→ Textabschnitt
· · ·

Dann aber werden wir zunächst zuhören müssen und nicht mit Soldatenstiefeln die einzige Tür des sonst nach außen, zum Ort hin, durch eine Mauer vor fremden Blicken geschütz­ten Bauernhofes eintre­ten auf der Suche nach „Terroristen“, so, wie es ameri­ka­ni­sche Soldaten vor laufen­den Kameras tun ohne Rücksicht auf kultu­relle und spiri­tu­elle Traditionen des Landes, in dem sie gerade zu Gast sind … Mein Gott, ich stelle mir immer vor, so etwas würde in unseren Dörfern passie­ren: dass da Soldaten aus einem fremden Land den Bauern so die Hoftore eintre­ten, hoch­be­waff­net – auf der Suche nach „Terroristen“! Wie würde die Bevölkerung unserer Dörfer auf so etwas reagie­ren?

So macht man sich Feinde, nicht Freunde!

Vielleicht werden wir uns bei einer wirk­li­chen Begegnung mit der afgha­ni­schen und musli­mi­schen Kultur auch einge­ste­hen müssen, dass wir den Zugang zu den eigenen spiri­tu­el­len Wurzeln verlo­ren haben.
Vielleicht werden wir einge­ste­hen müssen, dass wir spiri­tu­ell Heimatlose gewor­den sind.

· · ·

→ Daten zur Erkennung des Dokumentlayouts
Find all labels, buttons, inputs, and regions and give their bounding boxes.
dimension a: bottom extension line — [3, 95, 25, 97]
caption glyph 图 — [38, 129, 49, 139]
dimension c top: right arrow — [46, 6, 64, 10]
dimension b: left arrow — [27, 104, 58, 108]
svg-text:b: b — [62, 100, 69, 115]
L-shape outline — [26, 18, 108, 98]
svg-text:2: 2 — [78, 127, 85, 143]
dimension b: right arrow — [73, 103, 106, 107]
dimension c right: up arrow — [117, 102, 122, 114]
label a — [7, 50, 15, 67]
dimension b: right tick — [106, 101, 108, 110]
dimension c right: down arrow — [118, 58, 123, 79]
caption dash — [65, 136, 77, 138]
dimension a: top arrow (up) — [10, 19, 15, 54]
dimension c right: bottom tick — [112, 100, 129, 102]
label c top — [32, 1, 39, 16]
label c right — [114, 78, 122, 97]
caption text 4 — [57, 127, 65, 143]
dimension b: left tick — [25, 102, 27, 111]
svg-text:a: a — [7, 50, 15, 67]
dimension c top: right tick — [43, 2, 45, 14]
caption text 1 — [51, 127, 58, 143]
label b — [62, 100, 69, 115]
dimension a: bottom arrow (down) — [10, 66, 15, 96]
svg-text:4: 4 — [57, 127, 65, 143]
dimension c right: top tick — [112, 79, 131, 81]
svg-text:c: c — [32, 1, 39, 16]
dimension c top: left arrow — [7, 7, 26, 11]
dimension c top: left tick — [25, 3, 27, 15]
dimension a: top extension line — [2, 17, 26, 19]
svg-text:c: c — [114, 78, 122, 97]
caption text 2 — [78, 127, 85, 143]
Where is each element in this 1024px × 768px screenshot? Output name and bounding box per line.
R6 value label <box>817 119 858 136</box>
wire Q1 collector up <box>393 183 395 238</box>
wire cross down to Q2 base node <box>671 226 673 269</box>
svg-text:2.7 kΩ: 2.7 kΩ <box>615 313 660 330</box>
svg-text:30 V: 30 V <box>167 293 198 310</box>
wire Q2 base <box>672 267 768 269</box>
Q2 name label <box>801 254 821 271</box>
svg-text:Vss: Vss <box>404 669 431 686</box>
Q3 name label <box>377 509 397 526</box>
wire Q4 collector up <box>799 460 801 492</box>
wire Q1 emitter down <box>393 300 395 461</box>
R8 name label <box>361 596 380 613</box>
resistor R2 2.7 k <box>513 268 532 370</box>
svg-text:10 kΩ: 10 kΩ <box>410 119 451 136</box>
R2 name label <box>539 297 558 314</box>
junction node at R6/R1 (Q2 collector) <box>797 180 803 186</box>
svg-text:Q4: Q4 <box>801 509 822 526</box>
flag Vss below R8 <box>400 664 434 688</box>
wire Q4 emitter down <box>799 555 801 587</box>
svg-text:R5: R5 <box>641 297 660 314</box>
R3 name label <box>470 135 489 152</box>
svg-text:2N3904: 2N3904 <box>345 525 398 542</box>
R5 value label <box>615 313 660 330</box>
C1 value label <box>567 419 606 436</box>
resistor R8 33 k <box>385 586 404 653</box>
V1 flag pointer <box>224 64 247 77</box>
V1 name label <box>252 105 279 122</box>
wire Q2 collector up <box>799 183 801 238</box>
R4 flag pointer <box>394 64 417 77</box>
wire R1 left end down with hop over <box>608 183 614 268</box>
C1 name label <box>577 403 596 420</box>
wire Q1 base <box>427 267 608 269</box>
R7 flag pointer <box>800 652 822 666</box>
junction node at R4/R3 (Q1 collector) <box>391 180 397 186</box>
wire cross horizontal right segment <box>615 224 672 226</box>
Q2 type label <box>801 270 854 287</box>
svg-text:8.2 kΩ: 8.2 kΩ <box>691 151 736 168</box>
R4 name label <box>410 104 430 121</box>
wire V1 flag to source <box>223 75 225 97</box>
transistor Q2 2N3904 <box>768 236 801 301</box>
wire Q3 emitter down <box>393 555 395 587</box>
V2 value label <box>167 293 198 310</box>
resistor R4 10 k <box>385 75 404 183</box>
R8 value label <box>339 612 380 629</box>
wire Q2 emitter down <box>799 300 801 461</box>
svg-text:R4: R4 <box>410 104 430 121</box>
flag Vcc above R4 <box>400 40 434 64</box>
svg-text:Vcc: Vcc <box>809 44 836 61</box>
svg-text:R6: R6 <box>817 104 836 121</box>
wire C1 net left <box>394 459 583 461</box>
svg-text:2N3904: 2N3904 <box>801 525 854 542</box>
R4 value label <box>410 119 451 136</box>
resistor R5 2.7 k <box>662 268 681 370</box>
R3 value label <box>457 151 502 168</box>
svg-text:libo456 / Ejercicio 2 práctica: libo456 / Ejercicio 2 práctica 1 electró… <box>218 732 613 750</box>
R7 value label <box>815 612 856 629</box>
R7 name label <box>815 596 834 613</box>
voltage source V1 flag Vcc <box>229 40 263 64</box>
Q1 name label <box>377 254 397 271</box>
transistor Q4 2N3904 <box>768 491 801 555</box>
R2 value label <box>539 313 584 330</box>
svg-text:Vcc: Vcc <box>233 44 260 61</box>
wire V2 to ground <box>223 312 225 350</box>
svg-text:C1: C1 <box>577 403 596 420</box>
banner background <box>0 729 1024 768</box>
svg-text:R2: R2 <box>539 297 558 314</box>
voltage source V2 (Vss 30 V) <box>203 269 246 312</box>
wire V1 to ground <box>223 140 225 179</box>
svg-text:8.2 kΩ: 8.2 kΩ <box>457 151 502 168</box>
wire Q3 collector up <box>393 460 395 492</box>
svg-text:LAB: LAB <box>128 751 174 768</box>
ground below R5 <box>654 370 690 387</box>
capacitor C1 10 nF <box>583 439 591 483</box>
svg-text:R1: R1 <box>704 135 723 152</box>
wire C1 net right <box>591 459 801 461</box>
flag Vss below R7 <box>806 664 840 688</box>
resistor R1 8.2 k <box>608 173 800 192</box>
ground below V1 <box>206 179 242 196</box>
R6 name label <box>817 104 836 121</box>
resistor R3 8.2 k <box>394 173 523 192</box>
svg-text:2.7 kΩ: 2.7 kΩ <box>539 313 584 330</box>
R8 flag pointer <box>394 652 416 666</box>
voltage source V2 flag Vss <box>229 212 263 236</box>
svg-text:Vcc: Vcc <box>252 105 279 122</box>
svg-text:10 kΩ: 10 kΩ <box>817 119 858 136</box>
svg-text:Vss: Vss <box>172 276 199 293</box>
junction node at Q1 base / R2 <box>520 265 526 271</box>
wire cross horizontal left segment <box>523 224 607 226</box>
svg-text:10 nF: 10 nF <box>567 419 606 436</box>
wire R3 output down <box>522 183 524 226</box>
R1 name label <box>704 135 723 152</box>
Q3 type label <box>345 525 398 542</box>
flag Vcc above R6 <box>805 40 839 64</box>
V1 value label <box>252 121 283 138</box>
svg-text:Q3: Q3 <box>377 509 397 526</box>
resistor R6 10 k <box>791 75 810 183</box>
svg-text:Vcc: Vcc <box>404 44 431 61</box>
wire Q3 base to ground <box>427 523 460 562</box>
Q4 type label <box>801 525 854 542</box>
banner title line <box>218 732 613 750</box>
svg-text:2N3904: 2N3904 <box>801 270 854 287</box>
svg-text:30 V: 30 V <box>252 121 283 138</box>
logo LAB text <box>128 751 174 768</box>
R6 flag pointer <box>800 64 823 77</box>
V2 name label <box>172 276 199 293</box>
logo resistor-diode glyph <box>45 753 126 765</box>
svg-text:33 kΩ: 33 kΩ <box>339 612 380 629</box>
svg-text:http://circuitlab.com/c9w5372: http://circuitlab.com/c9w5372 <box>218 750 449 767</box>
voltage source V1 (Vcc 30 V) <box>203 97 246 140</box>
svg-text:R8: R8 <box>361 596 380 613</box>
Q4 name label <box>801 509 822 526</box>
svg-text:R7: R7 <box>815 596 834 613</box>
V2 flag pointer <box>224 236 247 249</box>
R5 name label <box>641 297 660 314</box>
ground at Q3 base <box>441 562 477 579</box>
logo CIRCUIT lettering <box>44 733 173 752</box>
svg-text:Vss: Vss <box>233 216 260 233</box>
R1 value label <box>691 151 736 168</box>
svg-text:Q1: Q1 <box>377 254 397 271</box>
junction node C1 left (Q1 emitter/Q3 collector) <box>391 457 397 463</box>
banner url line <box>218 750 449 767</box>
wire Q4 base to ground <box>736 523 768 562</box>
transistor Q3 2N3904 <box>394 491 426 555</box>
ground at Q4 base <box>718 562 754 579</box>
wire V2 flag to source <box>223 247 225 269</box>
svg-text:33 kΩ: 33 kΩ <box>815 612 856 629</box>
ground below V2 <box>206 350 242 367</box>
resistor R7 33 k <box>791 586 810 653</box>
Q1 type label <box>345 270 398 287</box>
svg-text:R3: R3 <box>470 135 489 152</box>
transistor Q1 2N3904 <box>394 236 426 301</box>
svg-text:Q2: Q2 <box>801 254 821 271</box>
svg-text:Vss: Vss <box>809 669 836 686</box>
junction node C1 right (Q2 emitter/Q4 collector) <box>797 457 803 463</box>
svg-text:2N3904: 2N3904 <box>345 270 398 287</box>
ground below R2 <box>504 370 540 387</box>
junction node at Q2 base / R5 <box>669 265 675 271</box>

· · ·

→ Aufgaben
a) Gib im Text über Afghanistan den Abschnitt von „So macht man“ bis „Heimatlose gewor­den sind.“ wieder und ersetze darin „Feinde“ durch „Gegner“.
b) Stimmen diese Aussagen mit dem Text über Afghanistan überein? Antworte jeweils mit Ja oder Nein und zitiere die entscheidenden Worte. (i) Der Bauernhof ist zum Ort hin durch eine Mauer geschützt. (ii) Laut Text gewinnt man auf diese Weise Freunde. (iii) Die Soldaten sind in dem Land zu Gast.
c) Führe den Text über Afghanistan im Anschluss an seinen letzten Satz weiter.
Die Zeilen spielen hierfür keine Rolle.

→ Lösungen
a)
So macht man sich Gegner, nicht Freunde!

Vielleicht werden wir uns bei einer wirk­li­chen Begegnung mit der afgha­ni­schen und musli­mi­schen Kultur auch einge­ste­hen müssen, dass wir den Zugang zu den eigenen spiri­tu­el­len Wurzeln verlo­ren haben.
Vielleicht werden wir einge­ste­hen müssen, dass wir spiri­tu­ell Heimatlose gewor­den sind.

b)
(i) Ja: „zum Ort hin, durch eine Mauer vor fremden Blicken“
(ii) Nein: „So macht man sich Feinde, nicht Freunde!“
(iii) Ja: „in dem sie gerade zu Gast sind“

c)
Vielleicht müsste der Bogen zerbre­chen, den wir gespannt haben, um auf „die Taliban“ zu zielen.
Das könnte ein Anfang sein.

Wenn wir das sehen können, dann sollten wir die Soldatenstiefel zügig an der Schwelle der Moschee auszie­hen, wie es sich gehört, und den beiden Alten da zuhören, was sie von den Fundamenten der Welt zu sagen wissen.
Stille täte gut.
Das könnte ein Anfang sein.

Autor: Christian Soeder

Christian Soeder ist Herausgeber von ROTSTEHTUNSGUT und besonders an netzpolitischen Zusammenhängen interessiert.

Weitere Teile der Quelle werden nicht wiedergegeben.